start Data provided
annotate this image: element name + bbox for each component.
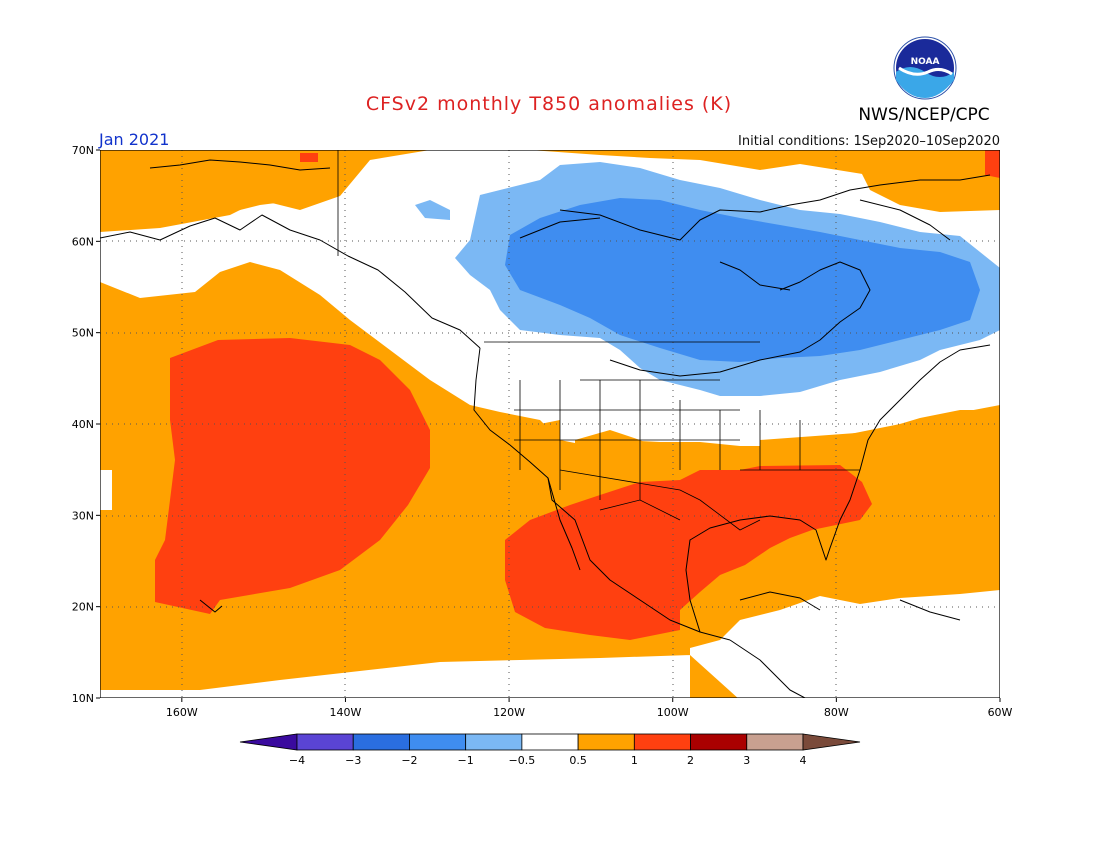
- colorbar-label: 2: [687, 754, 694, 767]
- lat-tick-label: 10N: [72, 692, 94, 705]
- colorbar-segment: [521, 733, 579, 751]
- colorbar-label: 1: [631, 754, 638, 767]
- colorbar-label: −2: [401, 754, 417, 767]
- lon-tick-label: 60W: [988, 706, 1013, 719]
- colorbar-segment: [633, 733, 691, 751]
- lat-tick-label: 30N: [72, 509, 94, 522]
- month-label: Jan 2021: [98, 130, 169, 149]
- colorbar-label: −4: [289, 754, 305, 767]
- colorbar-label: 3: [743, 754, 750, 767]
- coastlines: [100, 159, 991, 698]
- colorbar: −4 −3 −2 −1 −0.5 0.5 1 2 3 4: [239, 733, 861, 767]
- colorbar-segment: [577, 733, 635, 751]
- colorbar-label: 0.5: [569, 754, 587, 767]
- map-gridlines: [100, 150, 1000, 698]
- colorbar-segment: [465, 733, 523, 751]
- lon-tick-label: 140W: [330, 706, 362, 719]
- political-borders: [337, 150, 860, 531]
- colorbar-label: −3: [345, 754, 361, 767]
- colorbar-label: −1: [458, 754, 474, 767]
- latitude-ticks: 70N 60N 50N 40N 30N 20N 10N: [72, 144, 100, 705]
- colorbar-segment: [352, 733, 410, 751]
- colorbar-high-arrow: [802, 733, 861, 751]
- longitude-ticks: 160W 140W 120W 100W 80W 60W: [166, 698, 1013, 719]
- initial-conditions-label: Initial conditions: 1Sep2020–10Sep2020: [738, 134, 1000, 149]
- colorbar-segment: [409, 733, 467, 751]
- colorbar-segment: [296, 733, 354, 751]
- anomaly-map: [100, 150, 1000, 698]
- colorbar-segment: [746, 733, 804, 751]
- colorbar-label: 4: [800, 754, 807, 767]
- colorbar-label: −0.5: [509, 754, 536, 767]
- lon-tick-label: 120W: [493, 706, 525, 719]
- lon-tick-label: 100W: [657, 706, 689, 719]
- lon-tick-label: 80W: [824, 706, 849, 719]
- agency-label: NWS/NCEP/CPC: [858, 105, 989, 125]
- svg-text:NOAA: NOAA: [911, 57, 940, 67]
- lon-tick-label: 160W: [166, 706, 198, 719]
- cold-anomaly-mid: [505, 198, 980, 362]
- lat-tick-label: 50N: [72, 327, 94, 340]
- noaa-logo-icon: NOAA: [893, 36, 957, 100]
- lat-tick-label: 60N: [72, 235, 94, 248]
- colorbar-segment: [690, 733, 748, 751]
- map-title: CFSv2 monthly T850 anomalies (K): [366, 93, 732, 115]
- lat-tick-label: 70N: [72, 144, 94, 157]
- cold-anomaly-light-patch: [415, 200, 450, 220]
- lat-tick-label: 40N: [72, 418, 94, 431]
- colorbar-low-arrow: [239, 733, 298, 751]
- lat-tick-label: 20N: [72, 601, 94, 614]
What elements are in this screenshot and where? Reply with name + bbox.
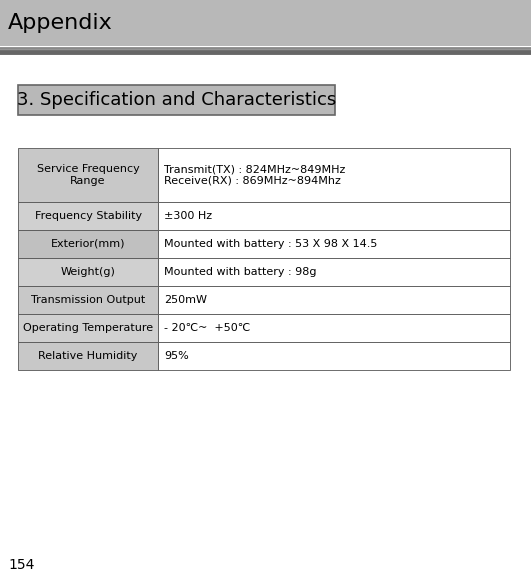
Text: - 20℃~  +50℃: - 20℃~ +50℃ bbox=[164, 323, 251, 333]
Text: Weight(g): Weight(g) bbox=[61, 267, 116, 277]
Text: 154: 154 bbox=[8, 558, 35, 572]
Bar bbox=[18, 148, 158, 202]
Text: 95%: 95% bbox=[164, 351, 189, 361]
Bar bbox=[0, 0, 531, 46]
Bar bbox=[158, 286, 510, 314]
Bar bbox=[18, 258, 158, 286]
Text: Frequency Stability: Frequency Stability bbox=[35, 211, 142, 221]
Bar bbox=[158, 202, 510, 230]
Text: 250mW: 250mW bbox=[164, 295, 207, 305]
Bar bbox=[18, 314, 158, 342]
Text: Transmission Output: Transmission Output bbox=[31, 295, 145, 305]
Bar bbox=[18, 342, 158, 370]
Bar bbox=[158, 258, 510, 286]
Text: Appendix: Appendix bbox=[8, 13, 113, 33]
Bar bbox=[158, 148, 510, 202]
Bar bbox=[18, 85, 335, 115]
Text: ±300 Hz: ±300 Hz bbox=[164, 211, 212, 221]
Text: Relative Humidity: Relative Humidity bbox=[38, 351, 138, 361]
Bar bbox=[18, 230, 158, 258]
Text: 3. Specification and Characteristics: 3. Specification and Characteristics bbox=[17, 91, 336, 109]
Text: Operating Temperature: Operating Temperature bbox=[23, 323, 153, 333]
Bar bbox=[158, 342, 510, 370]
Bar bbox=[18, 202, 158, 230]
Text: Transmit(TX) : 824MHz~849MHz
Receive(RX) : 869MHz~894Mhz: Transmit(TX) : 824MHz~849MHz Receive(RX)… bbox=[164, 164, 346, 186]
Text: Service Frequency
Range: Service Frequency Range bbox=[37, 164, 140, 186]
Text: Exterior(mm): Exterior(mm) bbox=[51, 239, 125, 249]
Text: Mounted with battery : 98g: Mounted with battery : 98g bbox=[164, 267, 316, 277]
Bar bbox=[18, 286, 158, 314]
Text: Mounted with battery : 53 X 98 X 14.5: Mounted with battery : 53 X 98 X 14.5 bbox=[164, 239, 378, 249]
Bar bbox=[158, 230, 510, 258]
Bar bbox=[158, 314, 510, 342]
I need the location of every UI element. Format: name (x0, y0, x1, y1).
end Data provided
What to work on ▸ Convert all of the rows above into a Markdown table with the columns No. and Line, giving each line its number. Leave out blank lines and the pictures.

The answer ▸
| No. | Line |
|---|---|
| 1 | annotate this image: element name + bbox for each component. |
| 2 | - colorbar-label: 2: [687, 754, 694, 767] |
| 3 | - lat-tick-label: 10N: [72, 692, 94, 705] |
| 4 | - colorbar-segment: [521, 733, 579, 751] |
| 5 | - colorbar-label: 1: [631, 754, 638, 767] |
| 6 | - colorbar-label: −2: [401, 754, 417, 767] |
| 7 | - lon-tick-label: 60W: [988, 706, 1013, 719] |
| 8 | - colorbar-segment: [633, 733, 691, 751] |
| 9 | - lat-tick-label: 30N: [72, 509, 94, 522] |
| 10 | - month-label: Jan 2021: [98, 130, 169, 149] |
| 11 | - colorbar-label: −4: [289, 754, 305, 767] |
| 12 | - colorbar-label: 3: [743, 754, 750, 767] |
| 13 | - coastlines: [100, 159, 991, 698] |
| 14 | - colorbar: −4 −3 −2 −1 −0.5 0.5 1 2 3 4: [239, 733, 861, 767] |
| 15 | - colorbar-segment: [577, 733, 635, 751] |
| 16 | - colorbar-label: 0.5: [569, 754, 587, 767] |
| 17 | - map-gridlines: [100, 150, 1000, 698] |
| 18 | - colorbar-segment: [465, 733, 523, 751] |
| 19 | - lon-tick-label: 140W: [330, 706, 362, 719] |
| 20 | - political-borders: [337, 150, 860, 531] |
| 21 | - colorbar-label: −3: [345, 754, 361, 767] |
| 22 | - colorbar-label: −1: [458, 754, 474, 767] |
| 23 | - latitude-ticks: 70N 60N 50N 40N 30N 20N 10N: [72, 144, 100, 705] |
| 24 | - colorbar-segment: [352, 733, 410, 751] |
| 25 | - colorbar-high-arrow: [802, 733, 861, 751] |
| 26 | - longitude-ticks: 160W 140W 120W 100W 80W 60W: [166, 698, 1013, 719] |
| 27 | - initial-conditions-label: Initial conditions: 1Sep2020–10Sep2020: [738, 134, 1000, 149] |
| 28 | - colorbar-segment: [409, 733, 467, 751] |
| 29 | - colorbar-segment: [296, 733, 354, 751] |
| 30 | - anomaly-map: [100, 150, 1000, 698] |
| 31 | - colorbar-segment: [746, 733, 804, 751] |
| 32 | - colorbar-label: 4: [800, 754, 807, 767] |
| 33 | - colorbar-label: −0.5: [509, 754, 536, 767] |
| 34 | - lon-tick-label: 120W: [493, 706, 525, 719] |
| 35 | - lon-tick-label: 100W: [657, 706, 689, 719] |
| 36 | - lon-tick-label: 80W: [824, 706, 849, 719] |
| 37 | - agency-label: NWS/NCEP/CPC: [858, 105, 989, 125] |
| 38 | - svg-text:NOAA: NOAA: [911, 57, 940, 67] |
| 39 | - lon-tick-label: 160W: [166, 706, 198, 719] |
| 40 | - cold-anomaly-mid: [505, 198, 980, 362] |
| 41 | - lat-tick-label: 50N: [72, 327, 94, 340] |
| 42 | - noaa-logo-icon: NOAA: [893, 36, 957, 100] |
| 43 | - lat-tick-label: 60N: [72, 235, 94, 248] |
| 44 | - colorbar-segment: [690, 733, 748, 751] |
| 45 | - map-title: CFSv2 monthly T850 anomalies (K): [366, 93, 732, 115] |
| 46 | - lat-tick-label: 70N: [72, 144, 94, 157] |
| 47 | - cold-anomaly-light-patch: [415, 200, 450, 220] |
| 48 | - lat-tick-label: 40N: [72, 418, 94, 431] |
| 49 | - colorbar-low-arrow: [239, 733, 298, 751] |
| 50 | - lat-tick-label: 20N: [72, 601, 94, 614] |
| 51 | What elements are in this screenshot and where? Reply with name + bbox. |
| 52 | Text: - 20℃~  +50℃: - 20℃~ +50℃ bbox=[164, 323, 251, 333] |
| 53 | Text: Weight(g): Weight(g) bbox=[61, 267, 116, 277] |
| 54 | Text: 154: 154 bbox=[8, 558, 35, 572] |
| 55 | Bar bbox=[18, 148, 158, 202] |
| 56 | Text: 95%: 95% bbox=[164, 351, 189, 361] |
| 57 | Bar bbox=[0, 0, 531, 46] |
| 58 | Bar bbox=[158, 286, 510, 314] |
| 59 | Bar bbox=[18, 258, 158, 286] |
| 60 | Text: Frequency Stability: Frequency Stability bbox=[35, 211, 142, 221] |
| 61 | Bar bbox=[158, 202, 510, 230] |
| 62 | Text: 250mW: 250mW bbox=[164, 295, 207, 305] |
| 63 | Bar bbox=[18, 314, 158, 342] |
| 64 | Text: Transmission Output: Transmission Output bbox=[31, 295, 145, 305] |
| 65 | Bar bbox=[18, 342, 158, 370] |
| 66 | Bar bbox=[158, 258, 510, 286] |
| 67 | Text: Appendix: Appendix bbox=[8, 13, 113, 33] |
| 68 | Bar bbox=[158, 148, 510, 202] |
| 69 | Bar bbox=[18, 85, 335, 115] |
| 70 | Text: ±300 Hz: ±300 Hz bbox=[164, 211, 212, 221] |
| 71 | Text: Relative Humidity: Relative Humidity bbox=[38, 351, 138, 361] |
| 72 | Bar bbox=[18, 230, 158, 258] |
| 73 | Text: 3. Specification and Characteristics: 3. Specification and Characteristics bbox=[17, 91, 336, 109] |
| 74 | Text: Operating Temperature: Operating Temperature bbox=[23, 323, 153, 333] |
| 75 | Bar bbox=[158, 342, 510, 370] |
| 76 | Bar bbox=[18, 202, 158, 230] |
| 77 | Text: Transmit(TX) : 824MHz~849MHz |
| 78 | Receive(RX) : 869MHz~894Mhz: Transmit(TX) : 824MHz~849MHz Receive(RX)… bbox=[164, 164, 346, 186] |
| 79 | Text: Service Frequency |
| 80 | Range: Service Frequency Range bbox=[37, 164, 140, 186] |
| 81 | Text: Exterior(mm): Exterior(mm) bbox=[51, 239, 125, 249] |
| 82 | Text: Mounted with battery : 98g: Mounted with battery : 98g bbox=[164, 267, 316, 277] |
| 83 | Bar bbox=[18, 286, 158, 314] |
| 84 | Text: Mounted with battery : 53 X 98 X 14.5: Mounted with battery : 53 X 98 X 14.5 bbox=[164, 239, 378, 249] |
| 85 | Bar bbox=[158, 230, 510, 258] |
| 86 | Bar bbox=[158, 314, 510, 342] |
| 87 | I need the location of every UI element. Format: name (x0, y0, x1, y1). |